[Task list]
1 – Reproduce verbatim the portion of the fund manager survey article between "A total of 235" and "as recession eases)", inclusive.
2 – Extend the fund manager survey article, picking up right after its final sentence.

[Passage to read]
● ● ● ● ●

Fund managers have grown so bullish on European equities in the last month that a "contrarian" sell signal has been triggered, according to research by the Bank of America Merrill Lynch.
A total of 235 panelists with $643 billion of assets under management participated in a global survey for the BofA Merrill Lynch Global research report. When asked about equity allocation for Europe, a net 46 percent of asset allocators are overweight European equities, up from a net 36 percent September and representing the highest reading since 2007.
"The rise in allocation triggers a contrarian sell for EU stocks," a team of strategists led by European Investment Strategist John Bilton said in the BofA Merrill Lynch Fund Manager Survey for October.
(Read More: European equities looking cheap as recession eases)
Bilton added in press conference on Thursday that this is the first "potentially overbought" signal for a region since December 10, a time when emerging markets showed the same warning signals and sold-off around eight months later.

● ● ● ● ●

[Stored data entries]
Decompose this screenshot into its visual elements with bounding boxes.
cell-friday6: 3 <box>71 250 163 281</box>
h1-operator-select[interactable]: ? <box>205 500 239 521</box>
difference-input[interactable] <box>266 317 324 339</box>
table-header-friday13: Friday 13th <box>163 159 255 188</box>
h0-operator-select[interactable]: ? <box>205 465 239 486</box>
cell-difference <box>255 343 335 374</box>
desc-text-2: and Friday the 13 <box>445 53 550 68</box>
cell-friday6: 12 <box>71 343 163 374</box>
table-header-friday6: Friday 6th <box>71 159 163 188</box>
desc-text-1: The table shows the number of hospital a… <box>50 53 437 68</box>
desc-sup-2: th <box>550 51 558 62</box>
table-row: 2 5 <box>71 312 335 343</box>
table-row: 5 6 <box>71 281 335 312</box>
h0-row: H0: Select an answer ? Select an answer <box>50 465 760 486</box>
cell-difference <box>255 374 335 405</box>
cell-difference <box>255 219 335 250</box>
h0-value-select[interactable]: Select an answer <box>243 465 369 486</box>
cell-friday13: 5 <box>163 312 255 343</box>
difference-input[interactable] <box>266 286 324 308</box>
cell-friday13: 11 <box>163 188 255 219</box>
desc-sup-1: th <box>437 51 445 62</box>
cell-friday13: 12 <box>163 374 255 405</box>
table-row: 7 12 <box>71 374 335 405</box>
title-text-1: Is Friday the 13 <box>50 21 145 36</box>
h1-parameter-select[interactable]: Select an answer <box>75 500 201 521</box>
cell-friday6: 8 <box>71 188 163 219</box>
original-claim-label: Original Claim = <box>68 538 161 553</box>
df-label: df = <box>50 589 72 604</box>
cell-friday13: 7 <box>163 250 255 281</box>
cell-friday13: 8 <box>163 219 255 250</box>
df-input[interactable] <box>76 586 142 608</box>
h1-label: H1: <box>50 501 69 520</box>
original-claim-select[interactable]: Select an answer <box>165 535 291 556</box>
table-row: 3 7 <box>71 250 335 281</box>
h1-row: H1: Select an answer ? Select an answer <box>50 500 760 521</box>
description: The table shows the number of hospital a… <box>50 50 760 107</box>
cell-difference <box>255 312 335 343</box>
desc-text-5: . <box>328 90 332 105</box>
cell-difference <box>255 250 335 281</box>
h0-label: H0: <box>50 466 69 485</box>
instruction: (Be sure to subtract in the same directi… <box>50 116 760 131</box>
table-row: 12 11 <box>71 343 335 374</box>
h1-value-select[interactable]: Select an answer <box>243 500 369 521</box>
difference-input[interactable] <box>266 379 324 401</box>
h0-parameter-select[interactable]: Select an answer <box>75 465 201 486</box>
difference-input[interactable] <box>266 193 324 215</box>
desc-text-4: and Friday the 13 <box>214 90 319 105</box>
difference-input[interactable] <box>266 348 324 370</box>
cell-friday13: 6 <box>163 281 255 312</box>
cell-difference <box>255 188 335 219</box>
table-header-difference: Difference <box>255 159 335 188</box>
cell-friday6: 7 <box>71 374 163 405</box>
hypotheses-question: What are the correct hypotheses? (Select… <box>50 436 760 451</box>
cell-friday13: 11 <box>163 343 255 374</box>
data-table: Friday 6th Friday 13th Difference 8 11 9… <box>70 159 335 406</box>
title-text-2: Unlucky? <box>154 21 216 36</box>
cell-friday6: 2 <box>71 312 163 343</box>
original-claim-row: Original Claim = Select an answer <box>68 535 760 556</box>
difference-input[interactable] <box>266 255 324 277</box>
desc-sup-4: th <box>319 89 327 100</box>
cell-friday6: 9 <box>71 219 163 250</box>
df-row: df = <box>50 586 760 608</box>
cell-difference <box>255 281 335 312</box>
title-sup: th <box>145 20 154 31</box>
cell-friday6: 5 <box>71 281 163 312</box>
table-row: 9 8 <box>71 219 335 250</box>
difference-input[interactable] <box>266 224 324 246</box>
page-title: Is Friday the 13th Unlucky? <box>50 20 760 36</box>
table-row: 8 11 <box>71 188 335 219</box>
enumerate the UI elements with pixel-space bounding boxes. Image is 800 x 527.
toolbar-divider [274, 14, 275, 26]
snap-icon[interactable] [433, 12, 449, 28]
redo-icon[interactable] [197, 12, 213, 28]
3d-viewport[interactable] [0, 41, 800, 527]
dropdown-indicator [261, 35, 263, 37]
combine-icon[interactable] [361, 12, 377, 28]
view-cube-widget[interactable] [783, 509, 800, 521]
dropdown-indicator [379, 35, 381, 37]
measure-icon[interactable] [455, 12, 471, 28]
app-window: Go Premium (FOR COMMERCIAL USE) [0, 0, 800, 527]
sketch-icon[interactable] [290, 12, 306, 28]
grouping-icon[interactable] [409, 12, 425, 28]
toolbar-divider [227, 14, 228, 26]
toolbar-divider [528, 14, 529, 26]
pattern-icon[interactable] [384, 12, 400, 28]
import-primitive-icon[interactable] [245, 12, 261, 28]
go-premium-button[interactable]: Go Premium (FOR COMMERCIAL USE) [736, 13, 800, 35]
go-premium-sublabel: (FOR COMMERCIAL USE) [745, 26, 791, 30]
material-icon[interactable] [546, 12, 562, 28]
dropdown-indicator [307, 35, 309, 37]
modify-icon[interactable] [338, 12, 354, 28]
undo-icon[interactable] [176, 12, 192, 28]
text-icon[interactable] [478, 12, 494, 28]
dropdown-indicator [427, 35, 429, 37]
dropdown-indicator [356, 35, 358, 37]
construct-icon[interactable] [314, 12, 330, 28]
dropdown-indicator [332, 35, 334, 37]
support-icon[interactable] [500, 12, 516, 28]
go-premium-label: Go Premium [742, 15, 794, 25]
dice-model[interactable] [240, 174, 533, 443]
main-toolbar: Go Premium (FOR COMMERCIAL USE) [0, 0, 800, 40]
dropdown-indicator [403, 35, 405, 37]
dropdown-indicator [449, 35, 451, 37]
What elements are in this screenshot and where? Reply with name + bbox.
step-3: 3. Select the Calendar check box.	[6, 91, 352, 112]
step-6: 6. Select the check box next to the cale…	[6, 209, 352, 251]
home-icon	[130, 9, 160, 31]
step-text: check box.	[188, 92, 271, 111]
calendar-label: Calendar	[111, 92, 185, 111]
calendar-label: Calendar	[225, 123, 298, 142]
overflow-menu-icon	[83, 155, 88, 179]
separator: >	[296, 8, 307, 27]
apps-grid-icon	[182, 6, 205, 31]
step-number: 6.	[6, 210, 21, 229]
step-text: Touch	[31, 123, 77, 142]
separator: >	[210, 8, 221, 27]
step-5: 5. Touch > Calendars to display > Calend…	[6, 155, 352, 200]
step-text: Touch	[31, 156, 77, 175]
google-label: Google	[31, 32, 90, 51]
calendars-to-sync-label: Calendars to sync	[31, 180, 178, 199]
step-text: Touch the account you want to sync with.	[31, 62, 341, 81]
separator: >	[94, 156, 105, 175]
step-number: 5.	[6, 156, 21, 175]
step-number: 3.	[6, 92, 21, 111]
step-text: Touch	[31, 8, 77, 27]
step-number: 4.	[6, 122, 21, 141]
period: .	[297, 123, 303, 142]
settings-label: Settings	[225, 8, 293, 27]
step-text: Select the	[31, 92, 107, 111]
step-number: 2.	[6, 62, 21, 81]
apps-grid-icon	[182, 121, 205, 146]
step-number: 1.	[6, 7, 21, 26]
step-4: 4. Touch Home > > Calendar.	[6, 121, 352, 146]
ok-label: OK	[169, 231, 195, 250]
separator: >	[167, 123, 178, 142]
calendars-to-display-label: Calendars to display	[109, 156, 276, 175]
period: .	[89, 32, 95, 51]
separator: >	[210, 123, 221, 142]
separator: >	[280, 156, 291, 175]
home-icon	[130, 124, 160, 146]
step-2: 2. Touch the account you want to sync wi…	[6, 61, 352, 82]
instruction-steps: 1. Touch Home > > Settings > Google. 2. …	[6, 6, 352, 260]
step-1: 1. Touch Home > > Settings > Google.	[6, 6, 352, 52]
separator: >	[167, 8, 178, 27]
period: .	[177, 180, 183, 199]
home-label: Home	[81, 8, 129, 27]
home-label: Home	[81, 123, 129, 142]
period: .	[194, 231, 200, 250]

● ● ● ● ●

[Your responses]
1 –
A total of 235 panelists with $643 billion of assets under management participated in a global survey for the BofA Merrill Lynch Global research report. When asked about equity allocation for Europe, a net 46 percent of asset allocators are overweight European equities, up from a net 36 percent September and representing the highest reading since 2007.
"The rise in allocation triggers a contrarian sell for EU stocks," a team of strategists led by European Investment Strategist John Bilton said in the BofA Merrill Lynch Fund Manager Survey for October.
(Read More: European equities looking cheap as recession eases)

2 –
Last Friday, Bank of America Merrill Lynch indicated just how large the flows have been into European equities. Michael Hartnett, chief investment strategist at the bank said in a research note that there have been 15 straight weeks of inflows to European equity funds, which is the longest streak in 11 years, he said.
(Read More: European Equities Have 'Rarely Been So Appealing')
"The signal warrants caution," Bilton said, but added that valuations are low with a net 28 percent of fund managers seeing Europe as cheap. Hilton is also not sure where investors will go if this contrarian indicator is followed, with a net 68 percent seeing U.S. stocks as expensive, a net 30 percent already overweight on Japanese stocks, and a net 38 percent seeing an unfavorable emerging market profit outlook.
The investment bank iterated that answers from the fund managers "inferred" that it might be a contrarian signal, and BoAML themselves still have a "constructive" view on European equities with a 2014 target of 3,300 points for the pan-European Stoxx 50 Index.
"(We're) not saying 'sell EU stocks' but for contrarians, EM/-EU might be interesting," Bilton told CNBC.
(Read More: Time to Switch Into European Equities?)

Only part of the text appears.